• _WHAT YOU ARE ASKED TO DO_: Each line of the listing that contains the word "amount" is to be copied.

[Items from a data source]
----------

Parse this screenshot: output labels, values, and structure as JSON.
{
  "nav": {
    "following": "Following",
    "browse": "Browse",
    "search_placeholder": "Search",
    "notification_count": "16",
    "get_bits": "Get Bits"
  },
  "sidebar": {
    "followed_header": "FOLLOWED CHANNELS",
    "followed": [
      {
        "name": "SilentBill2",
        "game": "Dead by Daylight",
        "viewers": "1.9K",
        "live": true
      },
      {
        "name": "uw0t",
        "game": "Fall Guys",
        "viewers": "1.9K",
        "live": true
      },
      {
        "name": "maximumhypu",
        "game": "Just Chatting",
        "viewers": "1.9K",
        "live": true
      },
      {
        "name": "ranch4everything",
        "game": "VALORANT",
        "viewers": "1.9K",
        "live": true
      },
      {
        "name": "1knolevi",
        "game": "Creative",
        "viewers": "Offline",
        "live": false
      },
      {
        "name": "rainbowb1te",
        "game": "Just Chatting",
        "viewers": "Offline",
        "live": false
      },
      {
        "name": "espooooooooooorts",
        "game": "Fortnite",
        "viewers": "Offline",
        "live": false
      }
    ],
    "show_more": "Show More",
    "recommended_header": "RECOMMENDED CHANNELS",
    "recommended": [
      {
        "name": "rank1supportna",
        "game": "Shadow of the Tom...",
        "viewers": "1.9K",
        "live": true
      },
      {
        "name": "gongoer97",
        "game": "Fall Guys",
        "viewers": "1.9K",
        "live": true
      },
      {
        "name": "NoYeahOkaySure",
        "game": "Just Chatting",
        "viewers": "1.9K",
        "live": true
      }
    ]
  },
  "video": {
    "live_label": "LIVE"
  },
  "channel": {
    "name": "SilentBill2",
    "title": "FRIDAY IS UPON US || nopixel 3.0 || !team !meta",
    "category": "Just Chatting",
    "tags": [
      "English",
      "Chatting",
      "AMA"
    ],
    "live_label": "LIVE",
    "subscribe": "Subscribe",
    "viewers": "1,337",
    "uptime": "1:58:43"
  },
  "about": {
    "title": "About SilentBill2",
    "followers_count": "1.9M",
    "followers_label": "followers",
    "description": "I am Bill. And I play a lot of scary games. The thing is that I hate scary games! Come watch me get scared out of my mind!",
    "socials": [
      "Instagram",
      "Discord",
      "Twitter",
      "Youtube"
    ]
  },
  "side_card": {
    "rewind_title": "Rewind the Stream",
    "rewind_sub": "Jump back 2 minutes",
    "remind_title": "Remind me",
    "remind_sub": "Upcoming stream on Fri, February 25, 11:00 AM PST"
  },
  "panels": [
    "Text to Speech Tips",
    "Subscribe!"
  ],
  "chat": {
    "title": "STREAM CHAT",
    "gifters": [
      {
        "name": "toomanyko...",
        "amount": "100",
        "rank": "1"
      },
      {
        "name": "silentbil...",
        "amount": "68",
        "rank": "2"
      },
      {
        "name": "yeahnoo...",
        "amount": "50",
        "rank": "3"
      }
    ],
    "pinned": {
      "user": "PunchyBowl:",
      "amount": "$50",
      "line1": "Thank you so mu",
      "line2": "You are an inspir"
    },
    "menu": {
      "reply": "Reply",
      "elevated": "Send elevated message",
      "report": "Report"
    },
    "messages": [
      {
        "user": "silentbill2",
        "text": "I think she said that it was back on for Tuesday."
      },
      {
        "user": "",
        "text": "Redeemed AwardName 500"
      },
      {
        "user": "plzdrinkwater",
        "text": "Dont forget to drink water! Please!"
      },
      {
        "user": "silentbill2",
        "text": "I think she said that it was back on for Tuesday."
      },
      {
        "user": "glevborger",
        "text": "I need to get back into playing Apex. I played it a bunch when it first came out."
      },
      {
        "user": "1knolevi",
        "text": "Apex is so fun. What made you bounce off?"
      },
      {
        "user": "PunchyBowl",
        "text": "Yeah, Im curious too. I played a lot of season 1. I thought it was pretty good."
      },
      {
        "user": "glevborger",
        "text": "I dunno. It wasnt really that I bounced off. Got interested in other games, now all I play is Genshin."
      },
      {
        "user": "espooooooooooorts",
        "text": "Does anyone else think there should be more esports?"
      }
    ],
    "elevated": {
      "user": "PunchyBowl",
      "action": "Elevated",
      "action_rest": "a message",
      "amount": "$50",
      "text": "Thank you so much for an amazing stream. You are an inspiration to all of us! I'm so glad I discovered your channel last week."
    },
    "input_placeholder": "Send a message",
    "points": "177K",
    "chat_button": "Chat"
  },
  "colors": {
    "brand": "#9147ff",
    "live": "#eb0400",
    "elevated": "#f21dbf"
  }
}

----------

• _THE OUTPUT_:
        "amount": "100",
        "amount": "68",
        "amount": "50",
      "amount": "$50",
      "amount": "$50",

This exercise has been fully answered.